Layout region records
************

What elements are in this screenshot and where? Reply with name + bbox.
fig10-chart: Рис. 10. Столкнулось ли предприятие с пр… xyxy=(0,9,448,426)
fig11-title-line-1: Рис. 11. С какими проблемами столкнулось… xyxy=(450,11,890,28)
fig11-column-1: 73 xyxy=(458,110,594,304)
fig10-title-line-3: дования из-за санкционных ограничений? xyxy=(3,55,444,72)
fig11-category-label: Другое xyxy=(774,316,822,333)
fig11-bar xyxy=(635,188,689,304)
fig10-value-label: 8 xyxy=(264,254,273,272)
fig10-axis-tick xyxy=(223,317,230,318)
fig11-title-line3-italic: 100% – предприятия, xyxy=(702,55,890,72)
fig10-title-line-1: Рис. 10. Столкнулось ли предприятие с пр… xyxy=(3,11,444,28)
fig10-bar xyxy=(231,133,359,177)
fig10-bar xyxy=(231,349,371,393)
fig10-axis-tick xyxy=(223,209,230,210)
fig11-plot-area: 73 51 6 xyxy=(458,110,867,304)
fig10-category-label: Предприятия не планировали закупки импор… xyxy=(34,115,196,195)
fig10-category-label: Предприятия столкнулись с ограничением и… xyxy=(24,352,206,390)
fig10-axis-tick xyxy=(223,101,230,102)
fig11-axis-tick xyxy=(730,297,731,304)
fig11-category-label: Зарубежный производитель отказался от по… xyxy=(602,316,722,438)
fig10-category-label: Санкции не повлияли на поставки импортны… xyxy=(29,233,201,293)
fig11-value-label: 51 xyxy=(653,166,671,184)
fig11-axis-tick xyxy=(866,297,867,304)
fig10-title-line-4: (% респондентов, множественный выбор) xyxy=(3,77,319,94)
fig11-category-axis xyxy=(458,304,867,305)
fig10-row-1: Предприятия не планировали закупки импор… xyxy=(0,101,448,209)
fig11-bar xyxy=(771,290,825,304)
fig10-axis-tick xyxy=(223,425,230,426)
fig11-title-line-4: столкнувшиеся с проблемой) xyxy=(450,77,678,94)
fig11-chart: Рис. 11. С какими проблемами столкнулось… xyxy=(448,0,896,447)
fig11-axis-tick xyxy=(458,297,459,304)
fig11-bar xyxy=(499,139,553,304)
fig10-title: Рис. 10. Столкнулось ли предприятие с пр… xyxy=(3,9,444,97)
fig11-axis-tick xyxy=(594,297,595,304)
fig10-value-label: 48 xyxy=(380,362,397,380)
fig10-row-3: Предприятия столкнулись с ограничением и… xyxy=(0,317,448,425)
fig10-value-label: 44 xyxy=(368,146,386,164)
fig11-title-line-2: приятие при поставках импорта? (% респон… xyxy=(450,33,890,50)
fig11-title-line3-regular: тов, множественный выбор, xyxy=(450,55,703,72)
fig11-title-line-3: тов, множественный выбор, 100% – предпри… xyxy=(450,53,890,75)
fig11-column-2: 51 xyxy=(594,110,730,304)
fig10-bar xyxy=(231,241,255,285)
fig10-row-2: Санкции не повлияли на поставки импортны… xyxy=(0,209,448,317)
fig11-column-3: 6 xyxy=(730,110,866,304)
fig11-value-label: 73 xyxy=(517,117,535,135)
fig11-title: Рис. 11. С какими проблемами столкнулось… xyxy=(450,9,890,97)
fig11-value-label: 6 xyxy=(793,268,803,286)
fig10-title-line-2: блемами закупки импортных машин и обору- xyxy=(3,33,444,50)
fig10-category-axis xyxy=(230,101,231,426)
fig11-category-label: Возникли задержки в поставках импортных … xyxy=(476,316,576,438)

************

■ **PROBLEM REQUIREMENTS**: Return every line of the material above, unchanged and in its original order.

■ **EXPECTED ANSWER**:
What elements are in this screenshot and where? Reply with name + bbox.
fig10-chart: Рис. 10. Столкнулось ли предприятие с пр… xyxy=(0,9,448,426)
fig11-title-line-1: Рис. 11. С какими проблемами столкнулось… xyxy=(450,11,890,28)
fig11-column-1: 73 xyxy=(458,110,594,304)
fig10-title-line-3: дования из-за санкционных ограничений? xyxy=(3,55,444,72)
fig11-category-label: Другое xyxy=(774,316,822,333)
fig11-bar xyxy=(635,188,689,304)
fig10-value-label: 8 xyxy=(264,254,273,272)
fig10-axis-tick xyxy=(223,317,230,318)
fig11-title-line3-italic: 100% – предприятия, xyxy=(702,55,890,72)
fig10-title-line-1: Рис. 10. Столкнулось ли предприятие с пр… xyxy=(3,11,444,28)
fig10-bar xyxy=(231,133,359,177)
fig10-bar xyxy=(231,349,371,393)
fig10-axis-tick xyxy=(223,209,230,210)
fig11-plot-area: 73 51 6 xyxy=(458,110,867,304)
fig10-category-label: Предприятия не планировали закупки импор… xyxy=(34,115,196,195)
fig10-category-label: Предприятия столкнулись с ограничением и… xyxy=(24,352,206,390)
fig10-axis-tick xyxy=(223,101,230,102)
fig11-axis-tick xyxy=(730,297,731,304)
fig11-category-label: Зарубежный производитель отказался от по… xyxy=(602,316,722,438)
fig10-category-label: Санкции не повлияли на поставки импортны… xyxy=(29,233,201,293)
fig11-value-label: 51 xyxy=(653,166,671,184)
fig11-axis-tick xyxy=(866,297,867,304)
fig10-title-line-4: (% респондентов, множественный выбор) xyxy=(3,77,319,94)
fig11-category-axis xyxy=(458,304,867,305)
fig10-row-1: Предприятия не планировали закупки импор… xyxy=(0,101,448,209)
fig11-bar xyxy=(771,290,825,304)
fig10-axis-tick xyxy=(223,425,230,426)
fig11-title-line-4: столкнувшиеся с проблемой) xyxy=(450,77,678,94)
fig11-chart: Рис. 11. С какими проблемами столкнулось… xyxy=(448,0,896,447)
fig11-axis-tick xyxy=(458,297,459,304)
fig11-bar xyxy=(499,139,553,304)
fig10-title: Рис. 10. Столкнулось ли предприятие с пр… xyxy=(3,9,444,97)
fig11-axis-tick xyxy=(594,297,595,304)
fig10-value-label: 48 xyxy=(380,362,397,380)
fig10-row-3: Предприятия столкнулись с ограничением и… xyxy=(0,317,448,425)
fig10-value-label: 44 xyxy=(368,146,386,164)
fig11-title-line-2: приятие при поставках импорта? (% респон… xyxy=(450,33,890,50)
fig11-title-line3-regular: тов, множественный выбор, xyxy=(450,55,703,72)
fig11-title-line-3: тов, множественный выбор, 100% – предпри… xyxy=(450,53,890,75)
fig11-column-2: 51 xyxy=(594,110,730,304)
fig10-bar xyxy=(231,241,255,285)
fig10-row-2: Санкции не повлияли на поставки импортны… xyxy=(0,209,448,317)
fig11-column-3: 6 xyxy=(730,110,866,304)
fig11-value-label: 73 xyxy=(517,117,535,135)
fig11-title: Рис. 11. С какими проблемами столкнулось… xyxy=(450,9,890,97)
fig11-value-label: 6 xyxy=(793,268,803,286)
fig10-title-line-2: блемами закупки импортных машин и обору- xyxy=(3,33,444,50)
fig10-category-axis xyxy=(230,101,231,426)
fig11-category-label: Возникли задержки в поставках импортных … xyxy=(476,316,576,438)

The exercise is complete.